## Task to carry out
Each of the entries should be retyped precisely as it appears.

## Provided data
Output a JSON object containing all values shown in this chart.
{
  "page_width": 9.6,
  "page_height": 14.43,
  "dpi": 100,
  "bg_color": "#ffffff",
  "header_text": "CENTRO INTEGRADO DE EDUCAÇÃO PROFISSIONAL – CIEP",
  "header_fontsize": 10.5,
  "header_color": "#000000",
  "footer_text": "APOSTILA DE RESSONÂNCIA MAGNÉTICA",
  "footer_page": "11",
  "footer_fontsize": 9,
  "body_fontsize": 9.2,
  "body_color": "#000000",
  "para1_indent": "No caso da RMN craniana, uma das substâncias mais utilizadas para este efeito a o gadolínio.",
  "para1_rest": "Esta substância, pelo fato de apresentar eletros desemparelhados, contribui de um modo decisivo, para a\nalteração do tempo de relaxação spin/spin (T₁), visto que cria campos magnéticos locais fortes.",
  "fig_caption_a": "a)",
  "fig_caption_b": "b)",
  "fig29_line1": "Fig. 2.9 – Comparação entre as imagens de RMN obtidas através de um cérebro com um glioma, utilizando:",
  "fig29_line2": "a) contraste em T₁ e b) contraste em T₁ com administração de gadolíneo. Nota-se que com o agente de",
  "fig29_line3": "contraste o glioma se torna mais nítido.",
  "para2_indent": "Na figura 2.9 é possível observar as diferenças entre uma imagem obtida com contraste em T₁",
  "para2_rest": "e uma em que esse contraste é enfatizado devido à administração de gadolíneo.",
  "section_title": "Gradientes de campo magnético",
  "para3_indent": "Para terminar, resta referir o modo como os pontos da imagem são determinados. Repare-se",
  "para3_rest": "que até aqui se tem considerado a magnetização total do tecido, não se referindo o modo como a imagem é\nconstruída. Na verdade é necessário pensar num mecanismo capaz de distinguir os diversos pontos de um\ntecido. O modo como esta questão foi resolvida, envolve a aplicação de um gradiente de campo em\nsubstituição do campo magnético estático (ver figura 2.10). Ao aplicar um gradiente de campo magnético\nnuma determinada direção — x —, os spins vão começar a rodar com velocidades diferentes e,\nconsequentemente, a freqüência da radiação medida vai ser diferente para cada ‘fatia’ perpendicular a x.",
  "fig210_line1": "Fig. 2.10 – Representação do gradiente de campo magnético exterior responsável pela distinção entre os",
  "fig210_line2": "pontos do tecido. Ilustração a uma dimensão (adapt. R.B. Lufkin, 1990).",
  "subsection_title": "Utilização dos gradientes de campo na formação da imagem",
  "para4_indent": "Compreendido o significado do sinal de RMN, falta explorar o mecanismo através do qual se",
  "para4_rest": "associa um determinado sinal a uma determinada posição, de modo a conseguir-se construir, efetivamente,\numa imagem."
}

## Task output
Output a JSON object containing all values shown in this chart.
{
  "page_width": 9.6,
  "page_height": 14.43,
  "dpi": 100,
  "bg_color": "#ffffff",
  "header_text": "CENTRO INTEGRADO DE EDUCAÇÃO PROFISSIONAL – CIEP",
  "header_fontsize": 10.5,
  "header_color": "#000000",
  "footer_text": "APOSTILA DE RESSONÂNCIA MAGNÉTICA",
  "footer_page": "11",
  "footer_fontsize": 9,
  "body_fontsize": 9.2,
  "body_color": "#000000",
  "para1_indent": "No caso da RMN craniana, uma das substâncias mais utilizadas para este efeito a o gadolínio.",
  "para1_rest": "Esta substância, pelo fato de apresentar eletros desemparelhados, contribui de um modo decisivo, para a\nalteração do tempo de relaxação spin/spin (T₁), visto que cria campos magnéticos locais fortes.",
  "fig_caption_a": "a)",
  "fig_caption_b": "b)",
  "fig29_line1": "Fig. 2.9 – Comparação entre as imagens de RMN obtidas através de um cérebro com um glioma, utilizando:",
  "fig29_line2": "a) contraste em T₁ e b) contraste em T₁ com administração de gadolíneo. Nota-se que com o agente de",
  "fig29_line3": "contraste o glioma se torna mais nítido.",
  "para2_indent": "Na figura 2.9 é possível observar as diferenças entre uma imagem obtida com contraste em T₁",
  "para2_rest": "e uma em que esse contraste é enfatizado devido à administração de gadolíneo.",
  "section_title": "Gradientes de campo magnético",
  "para3_indent": "Para terminar, resta referir o modo como os pontos da imagem são determinados. Repare-se",
  "para3_rest": "que até aqui se tem considerado a magnetização total do tecido, não se referindo o modo como a imagem é\nconstruída. Na verdade é necessário pensar num mecanismo capaz de distinguir os diversos pontos de um\ntecido. O modo como esta questão foi resolvida, envolve a aplicação de um gradiente de campo em\nsubstituição do campo magnético estático (ver figura 2.10). Ao aplicar um gradiente de campo magnético\nnuma determinada direção — x —, os spins vão começar a rodar com velocidades diferentes e,\nconsequentemente, a freqüência da radiação medida vai ser diferente para cada ‘fatia’ perpendicular a x.",
  "fig210_line1": "Fig. 2.10 – Representação do gradiente de campo magnético exterior responsável pela distinção entre os",
  "fig210_line2": "pontos do tecido. Ilustração a uma dimensão (adapt. R.B. Lufkin, 1990).",
  "subsection_title": "Utilização dos gradientes de campo na formação da imagem",
  "para4_indent": "Compreendido o significado do sinal de RMN, falta explorar o mecanismo através do qual se",
  "para4_rest": "associa um determinado sinal a uma determinada posição, de modo a conseguir-se construir, efetivamente,\numa imagem."
}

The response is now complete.